### Set task
Sift the material for lines containing "text", and return them.
— start Supplied records —
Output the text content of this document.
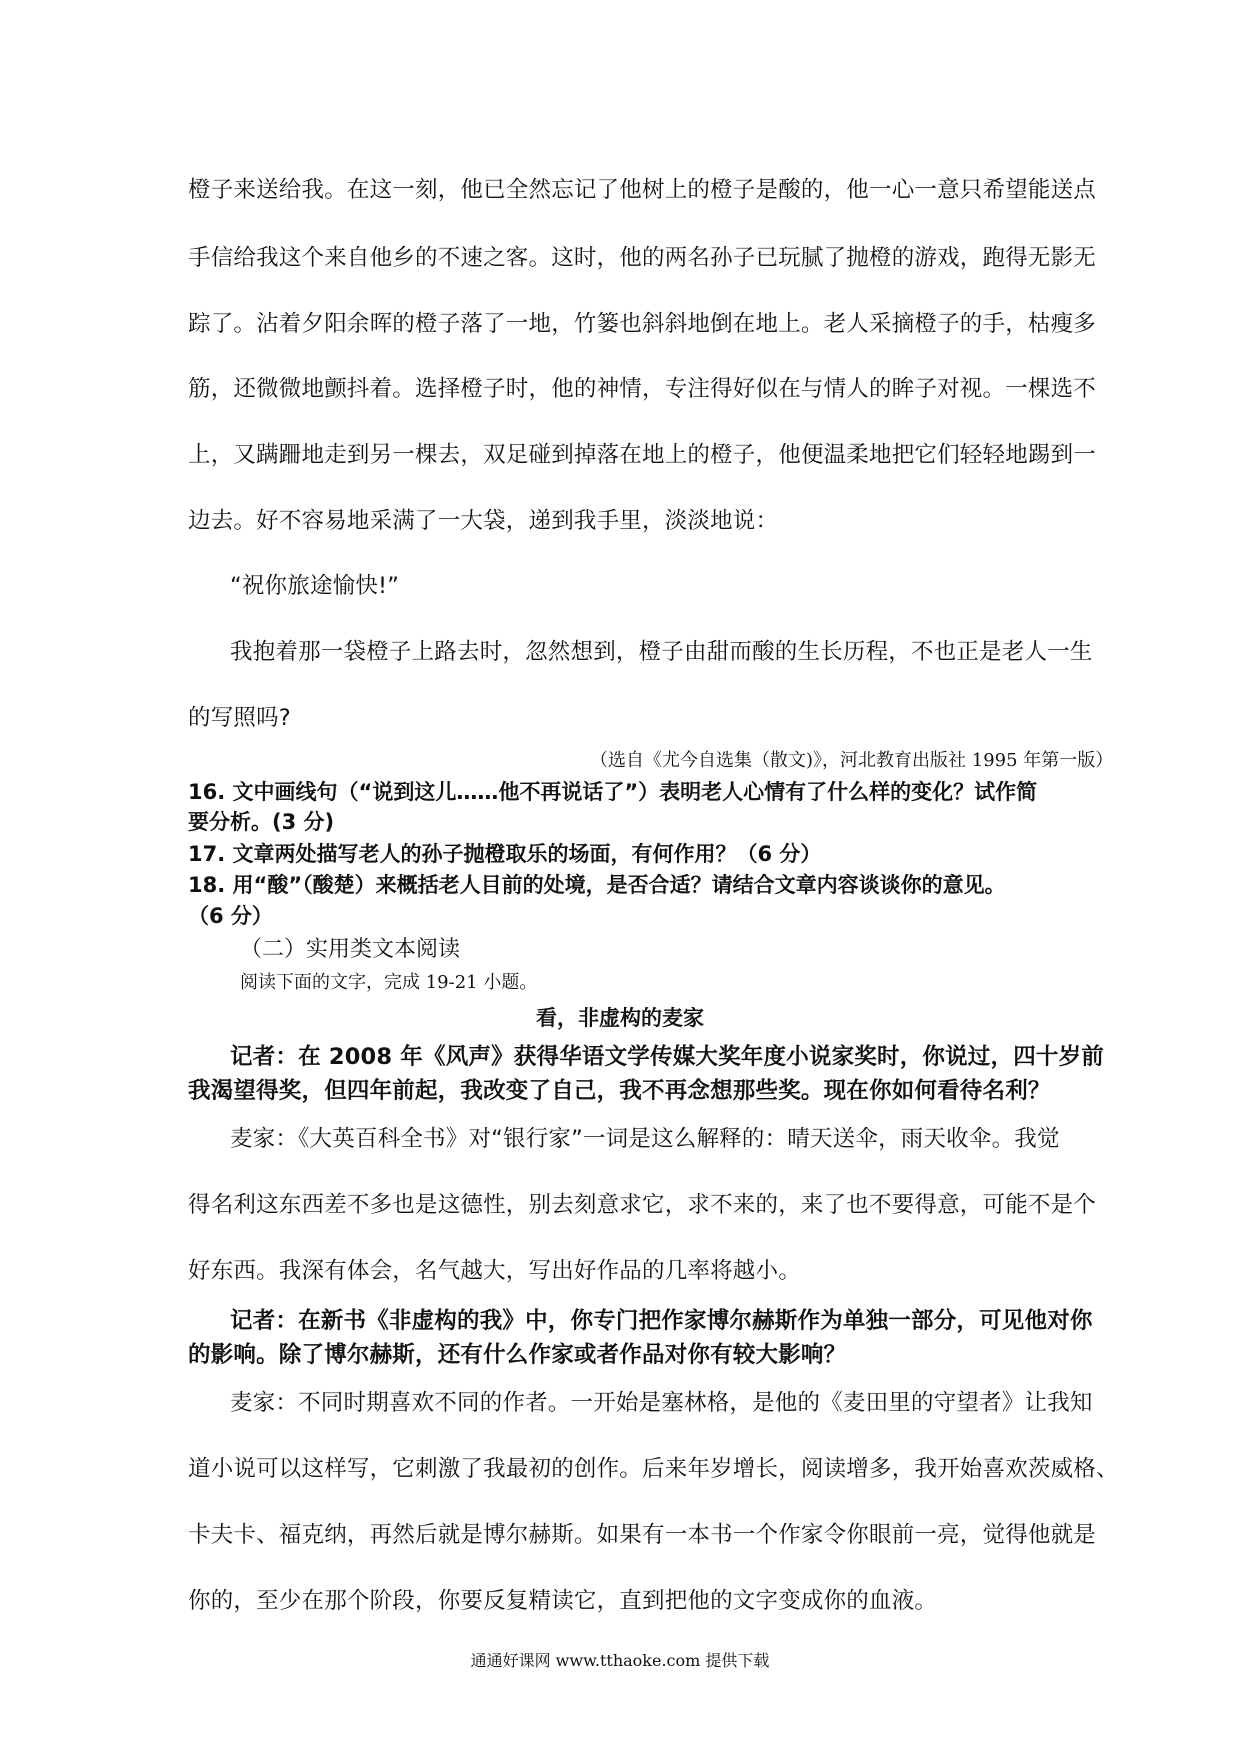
橙子来送给我。在这一刻，他已全然忘记了他树上的橙子是酸的，他一心一意只希望能送点
手信给我这个来自他乡的不速之客。这时，他的两名孙子已玩腻了抛橙的游戏，跑得无影无
踪了。沾着夕阳余晖的橙子落了一地，竹篓也斜斜地倒在地上。老人采摘橙子的手，枯瘦多
筋，还微微地颤抖着。选择橙子时，他的神情，专注得好似在与情人的眸子对视。一棵选不
上，又蹒跚地走到另一棵去，双足碰到掉落在地上的橙子，他便温柔地把它们轻轻地踢到一
边去。好不容易地采满了一大袋，递到我手里，淡淡地说：
“祝你旅途愉快!”
我抱着那一袋橙子上路去时，忽然想到，橙子由甜而酸的生长历程，不也正是老人一生
的写照吗?
（选自《尤今自选集（散文)》，河北教育出版社 1995 年第一版）
16. 文中画线句（“说到这儿……他不再说话了”）表明老人心情有了什么样的变化？试作简
要分析。(3 分)
17. 文章两处描写老人的孙子抛橙取乐的场面，有何作用？（6 分）
18. 用“酸”（酸楚）来概括老人目前的处境，是否合适？请结合文章内容谈谈你的意见。
（6 分）
（二）实用类文本阅读
阅读下面的文字，完成 19-21 小题。
看，非虚构的麦家
记者：在 2008 年《风声》获得华语文学传媒大奖年度小说家奖时，你说过，四十岁前
我渴望得奖，但四年前起，我改变了自己，我不再念想那些奖。现在你如何看待名利？
麦家：《大英百科全书》对“银行家”一词是这么解释的：晴天送伞，雨天收伞。我觉
得名利这东西差不多也是这德性，别去刻意求它，求不来的，来了也不要得意，可能不是个
好东西。我深有体会，名气越大，写出好作品的几率将越小。
记者：在新书《非虚构的我》中，你专门把作家博尔赫斯作为单独一部分，可见他对你
的影响。除了博尔赫斯，还有什么作家或者作品对你有较大影响？
麦家：不同时期喜欢不同的作者。一开始是塞林格，是他的《麦田里的守望者》让我知
道小说可以这样写，它刺激了我最初的创作。后来年岁增长，阅读增多，我开始喜欢茨威格、
卡夫卡、福克纳，再然后就是博尔赫斯。如果有一本书一个作家令你眼前一亮，觉得他就是
你的，至少在那个阶段，你要反复精读它，直到把他的文字变成你的血液。
通通好课网 www.tthaoke.com 提供下载
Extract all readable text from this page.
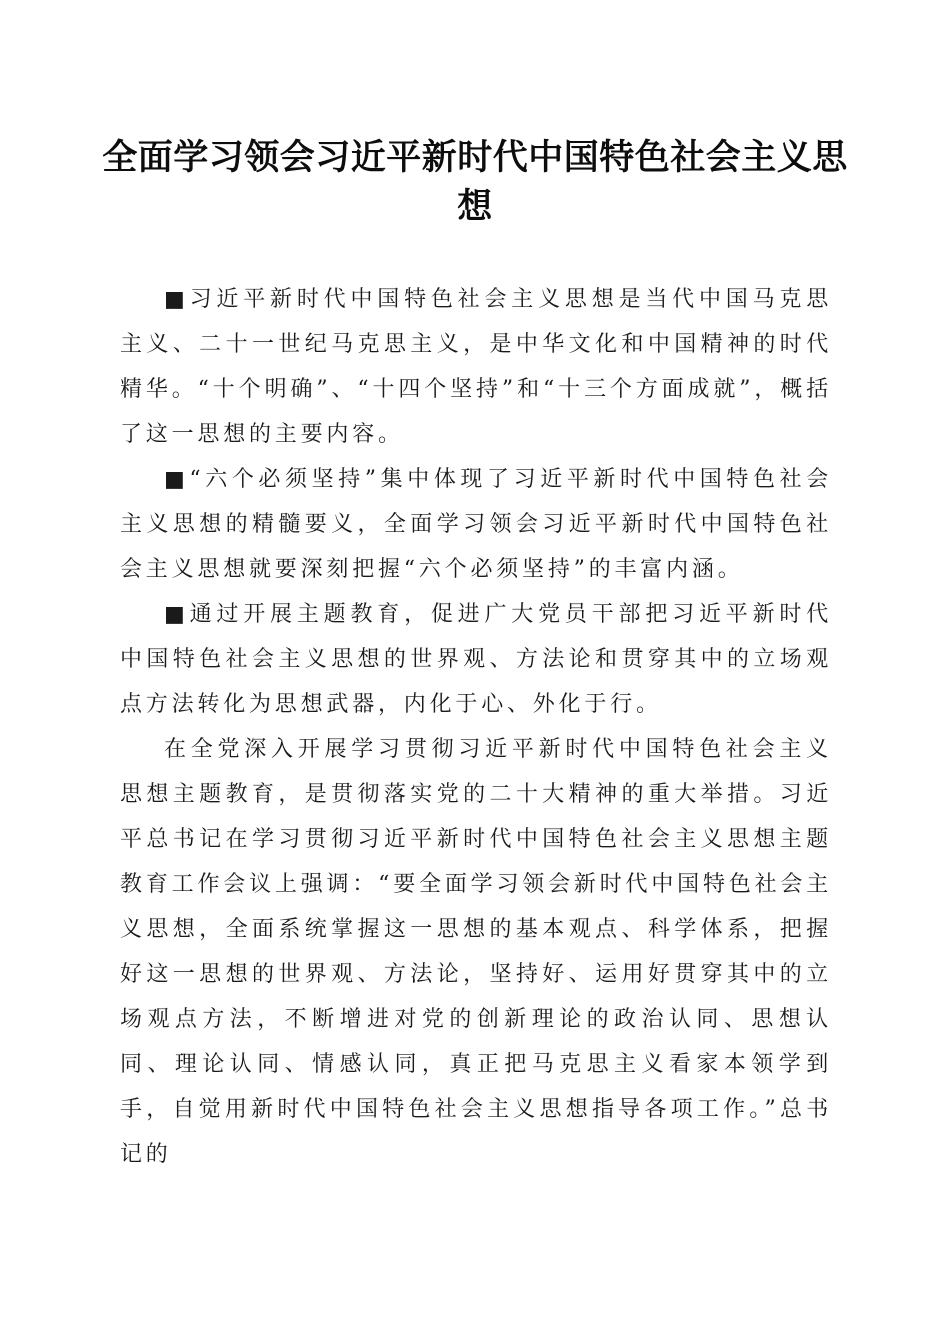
全面学习领会习近平新时代中国特色社会主义思想

■习近平新时代中国特色社会主义思想是当代中国马克思主义、二十一世纪马克思主义，是中华文化和中国精神的时代精华。“十个明确”、“十四个坚持”和“十三个方面成就”，概括了这一思想的主要内容。

■“六个必须坚持”集中体现了习近平新时代中国特色社会主义思想的精髓要义，全面学习领会习近平新时代中国特色社会主义思想就要深刻把握“六个必须坚持”的丰富内涵。

■通过开展主题教育，促进广大党员干部把习近平新时代中国特色社会主义思想的世界观、方法论和贯穿其中的立场观点方法转化为思想武器，内化于心、外化于行。

在全党深入开展学习贯彻习近平新时代中国特色社会主义思想主题教育，是贯彻落实党的二十大精神的重大举措。习近平总书记在学习贯彻习近平新时代中国特色社会主义思想主题教育工作会议上强调：“要全面学习领会新时代中国特色社会主义思想，全面系统掌握这一思想的基本观点、科学体系，把握好这一思想的世界观、方法论，坚持好、运用好贯穿其中的立场观点方法，不断增进对党的创新理论的政治认同、思想认同、理论认同、情感认同，真正把马克思主义看家本领学到手，自觉用新时代中国特色社会主义思想指导各项工作。”总书记的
— end Supplied records —
### Exercise solution
Output the text content of this document.
Extract all readable text from this page.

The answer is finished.